▶ [Given task] In the listing below, locate the lines that hold the string "name". Copy those lines.

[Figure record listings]
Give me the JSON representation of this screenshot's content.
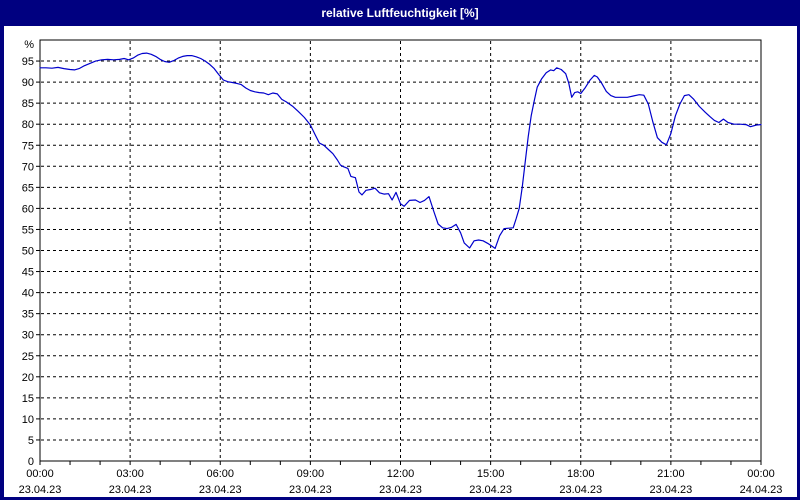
{
  "window": {
    "title": "relative Luftfeuchtigkeit [%]"
  },
  "colors": {
    "title_bar": "#000080",
    "window_border": "#000080",
    "title_text": "#ffffff",
    "plot_background": "#ffffff",
    "plot_line": "#0000cc",
    "grid": "#000000",
    "axis": "#000000",
    "label_text": "#000000"
  },
  "chart_data": {
    "type": "line",
    "title": "relative Luftfeuchtigkeit [%]",
    "ylabel": "%",
    "xlabel": "",
    "ylim": [
      0,
      100
    ],
    "grid": "dashed",
    "legend_position": "none",
    "y_unit_label": "%",
    "ytick_values": [
      0,
      5,
      10,
      15,
      20,
      25,
      30,
      35,
      40,
      45,
      50,
      55,
      60,
      65,
      70,
      75,
      80,
      85,
      90,
      95
    ],
    "ytick_labels": [
      "0",
      "5",
      "10",
      "15",
      "20",
      "25",
      "30",
      "35",
      "40",
      "45",
      "50",
      "55",
      "60",
      "65",
      "70",
      "75",
      "80",
      "85",
      "90",
      "95"
    ],
    "xlim_hours": [
      0,
      24
    ],
    "x_minor_tick_hours": 1,
    "x_major_gridline_hours": [
      3,
      6,
      9,
      12,
      15,
      18,
      21
    ],
    "xticks_major": [
      {
        "hour": 0,
        "time": "00:00",
        "date": "23.04.23"
      },
      {
        "hour": 3,
        "time": "03:00",
        "date": "23.04.23"
      },
      {
        "hour": 6,
        "time": "06:00",
        "date": "23.04.23"
      },
      {
        "hour": 9,
        "time": "09:00",
        "date": "23.04.23"
      },
      {
        "hour": 12,
        "time": "12:00",
        "date": "23.04.23"
      },
      {
        "hour": 15,
        "time": "15:00",
        "date": "23.04.23"
      },
      {
        "hour": 18,
        "time": "18:00",
        "date": "23.04.23"
      },
      {
        "hour": 21,
        "time": "21:00",
        "date": "23.04.23"
      },
      {
        "hour": 24,
        "time": "00:00",
        "date": "24.04.23"
      }
    ],
    "series": [
      {
        "name": "relative Luftfeuchtigkeit",
        "color": "#0000cc",
        "points": [
          [
            0.0,
            93.4
          ],
          [
            0.2,
            93.4
          ],
          [
            0.4,
            93.3
          ],
          [
            0.6,
            93.5
          ],
          [
            0.8,
            93.2
          ],
          [
            1.0,
            93.0
          ],
          [
            1.15,
            92.9
          ],
          [
            1.3,
            93.2
          ],
          [
            1.45,
            93.8
          ],
          [
            1.65,
            94.4
          ],
          [
            1.85,
            95.0
          ],
          [
            2.05,
            95.3
          ],
          [
            2.25,
            95.4
          ],
          [
            2.45,
            95.3
          ],
          [
            2.65,
            95.4
          ],
          [
            2.8,
            95.6
          ],
          [
            2.95,
            95.3
          ],
          [
            3.1,
            95.7
          ],
          [
            3.25,
            96.4
          ],
          [
            3.4,
            96.8
          ],
          [
            3.55,
            96.9
          ],
          [
            3.7,
            96.6
          ],
          [
            3.85,
            96.1
          ],
          [
            4.0,
            95.4
          ],
          [
            4.15,
            94.9
          ],
          [
            4.3,
            94.7
          ],
          [
            4.45,
            95.1
          ],
          [
            4.6,
            95.7
          ],
          [
            4.75,
            96.1
          ],
          [
            4.9,
            96.3
          ],
          [
            5.05,
            96.3
          ],
          [
            5.2,
            96.0
          ],
          [
            5.35,
            95.6
          ],
          [
            5.5,
            95.0
          ],
          [
            5.65,
            94.2
          ],
          [
            5.8,
            93.2
          ],
          [
            5.95,
            91.8
          ],
          [
            6.1,
            90.5
          ],
          [
            6.25,
            90.1
          ],
          [
            6.4,
            89.9
          ],
          [
            6.55,
            89.7
          ],
          [
            6.7,
            89.4
          ],
          [
            6.85,
            88.6
          ],
          [
            7.0,
            88.0
          ],
          [
            7.15,
            87.7
          ],
          [
            7.3,
            87.5
          ],
          [
            7.45,
            87.4
          ],
          [
            7.6,
            87.0
          ],
          [
            7.75,
            87.4
          ],
          [
            7.9,
            87.2
          ],
          [
            8.05,
            85.9
          ],
          [
            8.2,
            85.3
          ],
          [
            8.4,
            84.3
          ],
          [
            8.6,
            83.0
          ],
          [
            8.8,
            81.6
          ],
          [
            9.0,
            79.8
          ],
          [
            9.15,
            77.6
          ],
          [
            9.3,
            75.5
          ],
          [
            9.45,
            75.0
          ],
          [
            9.6,
            74.0
          ],
          [
            9.75,
            73.0
          ],
          [
            9.9,
            71.5
          ],
          [
            10.0,
            70.3
          ],
          [
            10.1,
            69.9
          ],
          [
            10.25,
            69.5
          ],
          [
            10.35,
            67.6
          ],
          [
            10.5,
            67.3
          ],
          [
            10.62,
            63.9
          ],
          [
            10.72,
            63.2
          ],
          [
            10.85,
            64.3
          ],
          [
            11.0,
            64.5
          ],
          [
            11.15,
            64.8
          ],
          [
            11.3,
            63.7
          ],
          [
            11.45,
            63.4
          ],
          [
            11.6,
            63.5
          ],
          [
            11.72,
            62.0
          ],
          [
            11.85,
            63.8
          ],
          [
            12.0,
            61.1
          ],
          [
            12.12,
            60.5
          ],
          [
            12.3,
            61.9
          ],
          [
            12.5,
            62.0
          ],
          [
            12.65,
            61.4
          ],
          [
            12.8,
            61.9
          ],
          [
            12.95,
            62.8
          ],
          [
            13.1,
            59.5
          ],
          [
            13.25,
            56.3
          ],
          [
            13.4,
            55.4
          ],
          [
            13.55,
            55.2
          ],
          [
            13.7,
            55.5
          ],
          [
            13.85,
            56.2
          ],
          [
            14.0,
            54.2
          ],
          [
            14.12,
            51.8
          ],
          [
            14.3,
            50.6
          ],
          [
            14.45,
            52.3
          ],
          [
            14.6,
            52.5
          ],
          [
            14.75,
            52.3
          ],
          [
            14.9,
            51.7
          ],
          [
            15.05,
            51.0
          ],
          [
            15.15,
            50.5
          ],
          [
            15.3,
            53.5
          ],
          [
            15.45,
            55.2
          ],
          [
            15.6,
            55.3
          ],
          [
            15.75,
            55.4
          ],
          [
            15.85,
            57.6
          ],
          [
            15.95,
            60.0
          ],
          [
            16.05,
            65.0
          ],
          [
            16.15,
            71.0
          ],
          [
            16.25,
            77.0
          ],
          [
            16.35,
            82.0
          ],
          [
            16.45,
            85.5
          ],
          [
            16.55,
            88.8
          ],
          [
            16.7,
            90.8
          ],
          [
            16.85,
            92.2
          ],
          [
            17.0,
            92.9
          ],
          [
            17.1,
            92.7
          ],
          [
            17.2,
            93.4
          ],
          [
            17.35,
            93.0
          ],
          [
            17.5,
            92.0
          ],
          [
            17.6,
            89.8
          ],
          [
            17.7,
            86.4
          ],
          [
            17.8,
            87.5
          ],
          [
            17.9,
            87.7
          ],
          [
            18.0,
            87.3
          ],
          [
            18.15,
            88.7
          ],
          [
            18.3,
            90.4
          ],
          [
            18.45,
            91.6
          ],
          [
            18.55,
            91.2
          ],
          [
            18.7,
            89.7
          ],
          [
            18.85,
            87.8
          ],
          [
            19.0,
            86.8
          ],
          [
            19.15,
            86.4
          ],
          [
            19.35,
            86.4
          ],
          [
            19.55,
            86.4
          ],
          [
            19.75,
            86.7
          ],
          [
            19.95,
            87.0
          ],
          [
            20.1,
            86.9
          ],
          [
            20.25,
            84.8
          ],
          [
            20.4,
            80.5
          ],
          [
            20.55,
            76.8
          ],
          [
            20.7,
            75.7
          ],
          [
            20.85,
            75.1
          ],
          [
            21.0,
            77.8
          ],
          [
            21.15,
            82.0
          ],
          [
            21.3,
            84.8
          ],
          [
            21.45,
            86.8
          ],
          [
            21.6,
            87.0
          ],
          [
            21.75,
            86.0
          ],
          [
            21.95,
            84.2
          ],
          [
            22.15,
            82.8
          ],
          [
            22.3,
            81.8
          ],
          [
            22.45,
            80.9
          ],
          [
            22.6,
            80.4
          ],
          [
            22.75,
            81.2
          ],
          [
            22.9,
            80.4
          ],
          [
            23.1,
            80.0
          ],
          [
            23.3,
            80.0
          ],
          [
            23.5,
            79.9
          ],
          [
            23.65,
            79.4
          ],
          [
            23.85,
            79.8
          ],
          [
            24.0,
            79.9
          ]
        ]
      }
    ]
  }
}
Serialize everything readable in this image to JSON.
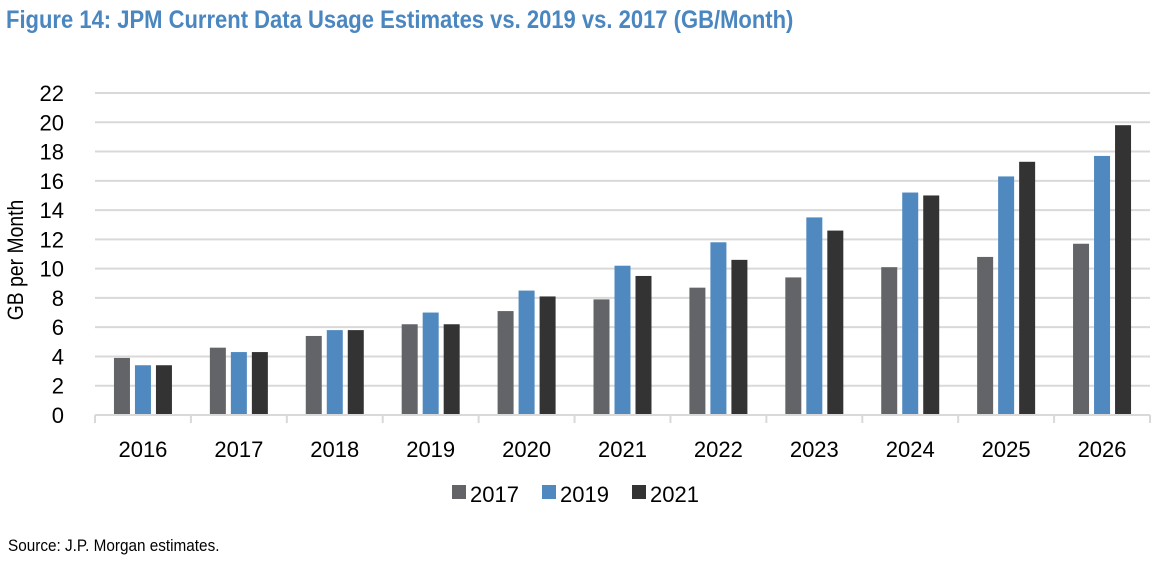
{
  "title": "Figure 14: JPM Current Data Usage Estimates vs. 2019 vs. 2017 (GB/Month)",
  "source": "Source: J.P. Morgan estimates.",
  "chart_data": {
    "type": "bar",
    "title": "Figure 14: JPM Current Data Usage Estimates vs. 2019 vs. 2017 (GB/Month)",
    "xlabel": "",
    "ylabel": "GB per Month",
    "ylim": [
      0,
      22
    ],
    "yticks": [
      0,
      2,
      4,
      6,
      8,
      10,
      12,
      14,
      16,
      18,
      20,
      22
    ],
    "grid": true,
    "legend": "bottom-center",
    "categories": [
      "2016",
      "2017",
      "2018",
      "2019",
      "2020",
      "2021",
      "2022",
      "2023",
      "2024",
      "2025",
      "2026"
    ],
    "series": [
      {
        "name": "2017",
        "color": "#636468",
        "values": [
          3.9,
          4.6,
          5.4,
          6.2,
          7.1,
          7.9,
          8.7,
          9.4,
          10.1,
          10.8,
          11.7
        ]
      },
      {
        "name": "2019",
        "color": "#4f89c0",
        "values": [
          3.4,
          4.3,
          5.8,
          7.0,
          8.5,
          10.2,
          11.8,
          13.5,
          15.2,
          16.3,
          17.7
        ]
      },
      {
        "name": "2021",
        "color": "#333333",
        "values": [
          3.4,
          4.3,
          5.8,
          6.2,
          8.1,
          9.5,
          10.6,
          12.6,
          15.0,
          17.3,
          19.8
        ]
      }
    ]
  }
}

▶ [Exercise result]
        "name": "relative Luftfeuchtigkeit",
        "name": "2017",
        "name": "2019",
        "name": "2021",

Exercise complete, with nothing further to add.